WHAT YOU HAVE TO DO: Scan the lines below for the string "stolen" and copy every one that has it.
○ ○ ○
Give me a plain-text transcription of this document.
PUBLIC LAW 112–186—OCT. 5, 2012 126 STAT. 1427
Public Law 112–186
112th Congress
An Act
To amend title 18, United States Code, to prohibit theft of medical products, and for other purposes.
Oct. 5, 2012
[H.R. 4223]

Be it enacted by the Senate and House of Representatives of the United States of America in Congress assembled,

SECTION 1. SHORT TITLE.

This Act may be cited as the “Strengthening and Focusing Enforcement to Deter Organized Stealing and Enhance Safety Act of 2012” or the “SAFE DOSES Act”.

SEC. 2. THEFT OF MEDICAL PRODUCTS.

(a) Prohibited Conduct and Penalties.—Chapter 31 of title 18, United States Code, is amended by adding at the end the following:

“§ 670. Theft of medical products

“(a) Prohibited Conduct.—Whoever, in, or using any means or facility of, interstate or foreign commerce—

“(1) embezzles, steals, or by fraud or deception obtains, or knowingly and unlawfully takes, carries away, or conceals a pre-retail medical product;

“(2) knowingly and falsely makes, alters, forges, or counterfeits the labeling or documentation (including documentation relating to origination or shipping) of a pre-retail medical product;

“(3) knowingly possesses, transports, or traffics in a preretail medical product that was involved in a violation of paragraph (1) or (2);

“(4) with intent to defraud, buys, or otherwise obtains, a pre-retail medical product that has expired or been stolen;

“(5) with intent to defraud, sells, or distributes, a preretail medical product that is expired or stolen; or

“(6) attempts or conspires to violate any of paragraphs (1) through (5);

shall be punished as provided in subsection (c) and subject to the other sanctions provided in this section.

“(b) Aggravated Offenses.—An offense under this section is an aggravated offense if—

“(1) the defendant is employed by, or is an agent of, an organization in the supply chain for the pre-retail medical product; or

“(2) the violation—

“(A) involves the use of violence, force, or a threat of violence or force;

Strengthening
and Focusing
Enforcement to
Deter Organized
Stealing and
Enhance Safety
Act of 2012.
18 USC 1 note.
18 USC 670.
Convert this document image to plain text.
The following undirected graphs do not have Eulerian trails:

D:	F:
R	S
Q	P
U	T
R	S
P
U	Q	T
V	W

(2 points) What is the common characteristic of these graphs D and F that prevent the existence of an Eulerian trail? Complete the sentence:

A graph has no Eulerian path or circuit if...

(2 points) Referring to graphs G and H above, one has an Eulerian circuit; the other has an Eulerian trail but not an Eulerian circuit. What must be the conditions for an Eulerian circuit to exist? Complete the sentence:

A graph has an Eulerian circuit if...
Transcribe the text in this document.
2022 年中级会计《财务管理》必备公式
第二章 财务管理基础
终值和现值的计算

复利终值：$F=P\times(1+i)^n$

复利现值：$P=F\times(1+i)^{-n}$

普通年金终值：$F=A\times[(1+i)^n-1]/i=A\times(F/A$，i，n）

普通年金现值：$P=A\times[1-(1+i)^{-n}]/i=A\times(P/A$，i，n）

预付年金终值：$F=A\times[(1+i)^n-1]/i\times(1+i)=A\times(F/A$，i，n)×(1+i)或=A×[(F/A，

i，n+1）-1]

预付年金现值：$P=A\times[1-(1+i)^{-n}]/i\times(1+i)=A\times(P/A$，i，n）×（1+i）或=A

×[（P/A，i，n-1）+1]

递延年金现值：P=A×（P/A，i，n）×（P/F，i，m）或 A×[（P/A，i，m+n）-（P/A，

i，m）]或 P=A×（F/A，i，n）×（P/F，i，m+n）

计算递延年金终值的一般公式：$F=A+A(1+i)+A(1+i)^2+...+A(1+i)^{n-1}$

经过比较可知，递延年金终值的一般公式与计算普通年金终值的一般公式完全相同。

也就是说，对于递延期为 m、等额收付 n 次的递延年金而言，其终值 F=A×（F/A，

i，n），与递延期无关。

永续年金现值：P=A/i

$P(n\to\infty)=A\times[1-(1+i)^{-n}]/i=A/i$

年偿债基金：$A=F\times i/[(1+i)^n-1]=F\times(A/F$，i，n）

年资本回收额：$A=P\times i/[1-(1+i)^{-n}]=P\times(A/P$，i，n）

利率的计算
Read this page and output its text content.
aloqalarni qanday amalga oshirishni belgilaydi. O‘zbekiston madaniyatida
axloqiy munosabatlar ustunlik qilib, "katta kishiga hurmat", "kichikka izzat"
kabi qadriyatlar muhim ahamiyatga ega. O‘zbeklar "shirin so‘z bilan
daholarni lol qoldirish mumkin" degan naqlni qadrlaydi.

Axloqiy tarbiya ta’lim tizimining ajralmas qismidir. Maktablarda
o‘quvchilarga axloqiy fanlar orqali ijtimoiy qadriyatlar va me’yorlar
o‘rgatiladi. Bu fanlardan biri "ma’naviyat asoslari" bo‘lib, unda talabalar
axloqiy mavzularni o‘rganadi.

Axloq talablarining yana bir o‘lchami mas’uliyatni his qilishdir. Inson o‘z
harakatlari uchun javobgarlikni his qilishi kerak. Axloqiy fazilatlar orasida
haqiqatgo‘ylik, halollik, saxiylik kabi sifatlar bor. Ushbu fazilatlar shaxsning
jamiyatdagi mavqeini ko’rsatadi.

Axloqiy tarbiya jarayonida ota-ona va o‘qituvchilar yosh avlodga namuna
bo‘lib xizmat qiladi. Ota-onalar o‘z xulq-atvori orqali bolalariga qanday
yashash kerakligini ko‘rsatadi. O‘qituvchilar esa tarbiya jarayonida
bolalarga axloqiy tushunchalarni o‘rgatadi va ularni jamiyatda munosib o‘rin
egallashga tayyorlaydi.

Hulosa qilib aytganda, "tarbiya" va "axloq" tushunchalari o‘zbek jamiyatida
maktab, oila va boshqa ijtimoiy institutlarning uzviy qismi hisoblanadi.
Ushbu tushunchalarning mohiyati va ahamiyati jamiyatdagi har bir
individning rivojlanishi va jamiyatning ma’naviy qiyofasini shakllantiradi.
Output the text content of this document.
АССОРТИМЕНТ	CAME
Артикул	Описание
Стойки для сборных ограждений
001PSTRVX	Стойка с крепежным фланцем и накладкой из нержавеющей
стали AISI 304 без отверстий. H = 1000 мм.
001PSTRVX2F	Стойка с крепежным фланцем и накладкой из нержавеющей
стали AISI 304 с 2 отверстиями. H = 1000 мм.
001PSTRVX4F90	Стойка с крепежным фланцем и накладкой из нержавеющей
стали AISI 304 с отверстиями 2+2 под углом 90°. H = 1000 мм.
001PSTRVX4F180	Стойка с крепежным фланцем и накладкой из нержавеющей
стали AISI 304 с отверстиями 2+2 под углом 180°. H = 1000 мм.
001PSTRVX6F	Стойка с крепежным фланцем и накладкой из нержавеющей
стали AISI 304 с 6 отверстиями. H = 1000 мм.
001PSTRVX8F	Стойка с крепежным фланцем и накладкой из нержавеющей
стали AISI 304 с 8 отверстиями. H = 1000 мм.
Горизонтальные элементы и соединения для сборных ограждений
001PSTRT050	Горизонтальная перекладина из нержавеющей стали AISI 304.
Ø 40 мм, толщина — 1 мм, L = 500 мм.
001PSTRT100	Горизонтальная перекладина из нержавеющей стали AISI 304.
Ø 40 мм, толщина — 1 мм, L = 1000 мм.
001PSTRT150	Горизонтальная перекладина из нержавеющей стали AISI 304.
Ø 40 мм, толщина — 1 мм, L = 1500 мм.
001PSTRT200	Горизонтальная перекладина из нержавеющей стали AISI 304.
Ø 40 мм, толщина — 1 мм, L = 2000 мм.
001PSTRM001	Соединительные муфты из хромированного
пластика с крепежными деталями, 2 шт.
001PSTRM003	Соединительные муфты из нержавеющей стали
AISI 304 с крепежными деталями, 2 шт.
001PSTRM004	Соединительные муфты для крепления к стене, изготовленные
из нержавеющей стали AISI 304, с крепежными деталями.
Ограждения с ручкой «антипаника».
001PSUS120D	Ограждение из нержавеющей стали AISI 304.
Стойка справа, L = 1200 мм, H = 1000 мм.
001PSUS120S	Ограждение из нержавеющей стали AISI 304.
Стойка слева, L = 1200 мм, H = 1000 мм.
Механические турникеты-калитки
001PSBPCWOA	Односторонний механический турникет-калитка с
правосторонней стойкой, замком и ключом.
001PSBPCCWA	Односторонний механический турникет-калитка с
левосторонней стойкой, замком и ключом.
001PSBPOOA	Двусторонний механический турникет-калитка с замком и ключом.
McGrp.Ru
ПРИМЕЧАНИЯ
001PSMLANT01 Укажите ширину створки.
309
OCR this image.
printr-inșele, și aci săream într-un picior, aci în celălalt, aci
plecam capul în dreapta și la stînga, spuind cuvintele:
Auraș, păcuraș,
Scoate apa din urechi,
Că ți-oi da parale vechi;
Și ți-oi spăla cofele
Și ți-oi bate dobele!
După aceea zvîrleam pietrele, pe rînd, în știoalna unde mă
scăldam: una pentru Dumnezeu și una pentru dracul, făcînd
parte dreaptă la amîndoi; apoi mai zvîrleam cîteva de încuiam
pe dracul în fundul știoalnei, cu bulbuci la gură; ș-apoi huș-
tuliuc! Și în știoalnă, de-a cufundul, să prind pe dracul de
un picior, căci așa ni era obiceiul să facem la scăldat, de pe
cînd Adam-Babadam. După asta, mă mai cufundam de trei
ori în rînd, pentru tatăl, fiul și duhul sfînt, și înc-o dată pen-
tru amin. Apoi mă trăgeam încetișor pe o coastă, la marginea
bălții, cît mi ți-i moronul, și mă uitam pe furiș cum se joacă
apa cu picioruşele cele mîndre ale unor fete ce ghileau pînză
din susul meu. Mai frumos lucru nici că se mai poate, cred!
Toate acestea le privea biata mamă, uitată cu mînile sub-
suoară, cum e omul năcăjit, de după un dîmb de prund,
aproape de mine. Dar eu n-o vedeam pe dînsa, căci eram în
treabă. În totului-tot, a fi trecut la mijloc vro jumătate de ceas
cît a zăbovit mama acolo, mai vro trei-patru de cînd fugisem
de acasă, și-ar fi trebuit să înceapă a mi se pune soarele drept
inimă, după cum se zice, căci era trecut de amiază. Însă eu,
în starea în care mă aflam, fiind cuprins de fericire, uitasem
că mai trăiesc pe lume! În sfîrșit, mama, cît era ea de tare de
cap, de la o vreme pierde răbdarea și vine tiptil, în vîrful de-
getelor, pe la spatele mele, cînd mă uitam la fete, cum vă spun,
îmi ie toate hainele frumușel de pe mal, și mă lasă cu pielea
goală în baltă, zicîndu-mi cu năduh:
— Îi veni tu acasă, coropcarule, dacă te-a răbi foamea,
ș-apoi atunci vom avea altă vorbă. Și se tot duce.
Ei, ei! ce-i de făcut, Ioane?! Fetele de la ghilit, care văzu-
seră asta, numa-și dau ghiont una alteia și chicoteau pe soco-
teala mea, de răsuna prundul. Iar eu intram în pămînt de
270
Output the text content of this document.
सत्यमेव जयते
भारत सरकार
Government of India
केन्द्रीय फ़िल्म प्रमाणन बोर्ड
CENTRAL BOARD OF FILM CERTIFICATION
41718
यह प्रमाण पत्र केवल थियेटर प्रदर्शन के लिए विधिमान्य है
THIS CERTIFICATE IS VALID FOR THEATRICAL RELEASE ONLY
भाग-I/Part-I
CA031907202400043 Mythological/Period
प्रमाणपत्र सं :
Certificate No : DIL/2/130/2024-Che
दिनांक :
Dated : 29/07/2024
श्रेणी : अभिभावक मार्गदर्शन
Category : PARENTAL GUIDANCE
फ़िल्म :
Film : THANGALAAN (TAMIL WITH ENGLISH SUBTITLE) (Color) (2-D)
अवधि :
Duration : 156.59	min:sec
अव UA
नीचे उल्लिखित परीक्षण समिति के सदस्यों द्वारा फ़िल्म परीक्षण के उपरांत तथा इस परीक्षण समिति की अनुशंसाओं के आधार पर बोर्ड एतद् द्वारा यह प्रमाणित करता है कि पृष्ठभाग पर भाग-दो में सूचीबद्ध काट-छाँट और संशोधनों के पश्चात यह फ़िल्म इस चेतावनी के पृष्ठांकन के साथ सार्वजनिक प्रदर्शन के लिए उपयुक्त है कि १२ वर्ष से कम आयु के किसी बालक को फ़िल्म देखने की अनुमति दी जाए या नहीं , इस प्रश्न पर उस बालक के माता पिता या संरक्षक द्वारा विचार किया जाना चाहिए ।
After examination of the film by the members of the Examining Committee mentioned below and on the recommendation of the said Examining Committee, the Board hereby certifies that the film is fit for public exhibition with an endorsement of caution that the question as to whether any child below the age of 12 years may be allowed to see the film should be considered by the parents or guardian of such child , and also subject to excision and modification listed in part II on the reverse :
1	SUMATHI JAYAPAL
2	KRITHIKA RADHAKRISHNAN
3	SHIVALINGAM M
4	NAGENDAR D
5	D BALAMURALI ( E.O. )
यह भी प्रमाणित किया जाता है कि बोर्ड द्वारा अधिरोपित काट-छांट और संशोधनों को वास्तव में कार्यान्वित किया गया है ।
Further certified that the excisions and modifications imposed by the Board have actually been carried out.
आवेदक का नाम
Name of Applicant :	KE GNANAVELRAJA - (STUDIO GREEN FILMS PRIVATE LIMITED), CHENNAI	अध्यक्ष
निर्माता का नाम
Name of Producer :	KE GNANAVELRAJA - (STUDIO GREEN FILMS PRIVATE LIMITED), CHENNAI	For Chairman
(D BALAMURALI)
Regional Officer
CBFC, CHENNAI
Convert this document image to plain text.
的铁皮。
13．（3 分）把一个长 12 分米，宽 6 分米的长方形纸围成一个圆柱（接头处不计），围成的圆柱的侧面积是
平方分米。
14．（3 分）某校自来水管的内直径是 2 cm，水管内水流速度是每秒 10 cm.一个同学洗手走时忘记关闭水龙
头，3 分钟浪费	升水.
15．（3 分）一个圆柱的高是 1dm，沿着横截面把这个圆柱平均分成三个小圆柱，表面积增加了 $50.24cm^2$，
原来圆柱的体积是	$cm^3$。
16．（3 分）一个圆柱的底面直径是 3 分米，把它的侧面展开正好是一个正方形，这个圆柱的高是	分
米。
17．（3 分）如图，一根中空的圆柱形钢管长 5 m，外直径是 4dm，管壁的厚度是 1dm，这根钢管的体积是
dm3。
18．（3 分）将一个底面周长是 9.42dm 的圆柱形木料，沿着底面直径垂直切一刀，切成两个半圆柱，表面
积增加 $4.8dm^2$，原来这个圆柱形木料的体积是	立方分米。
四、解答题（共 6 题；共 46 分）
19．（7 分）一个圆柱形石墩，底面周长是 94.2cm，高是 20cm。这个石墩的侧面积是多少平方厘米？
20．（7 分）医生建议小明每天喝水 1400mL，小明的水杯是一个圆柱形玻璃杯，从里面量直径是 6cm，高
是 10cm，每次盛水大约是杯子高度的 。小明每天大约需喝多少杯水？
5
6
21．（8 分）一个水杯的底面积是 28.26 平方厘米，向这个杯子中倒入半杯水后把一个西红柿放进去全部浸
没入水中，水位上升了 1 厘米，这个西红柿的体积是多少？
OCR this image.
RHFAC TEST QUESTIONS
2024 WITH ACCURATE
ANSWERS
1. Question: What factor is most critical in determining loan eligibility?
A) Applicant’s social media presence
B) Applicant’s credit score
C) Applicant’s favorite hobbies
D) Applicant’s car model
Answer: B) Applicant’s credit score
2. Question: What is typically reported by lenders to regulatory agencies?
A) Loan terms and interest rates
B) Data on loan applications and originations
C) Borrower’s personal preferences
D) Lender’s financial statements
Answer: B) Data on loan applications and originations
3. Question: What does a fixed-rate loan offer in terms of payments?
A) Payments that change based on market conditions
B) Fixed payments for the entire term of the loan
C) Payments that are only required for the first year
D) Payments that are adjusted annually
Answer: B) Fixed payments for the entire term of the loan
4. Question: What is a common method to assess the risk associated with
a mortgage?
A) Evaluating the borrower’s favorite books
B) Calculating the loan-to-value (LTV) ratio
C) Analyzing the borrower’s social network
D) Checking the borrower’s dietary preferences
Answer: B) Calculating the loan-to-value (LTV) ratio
○ ○ ○
RESPONSE FOR THIS EXERCISE:
“(4) with intent to defraud, buys, or otherwise obtains, a pre-retail medical product that has expired or been stolen;
“(5) with intent to defraud, sells, or distributes, a preretail medical product that is expired or stolen; or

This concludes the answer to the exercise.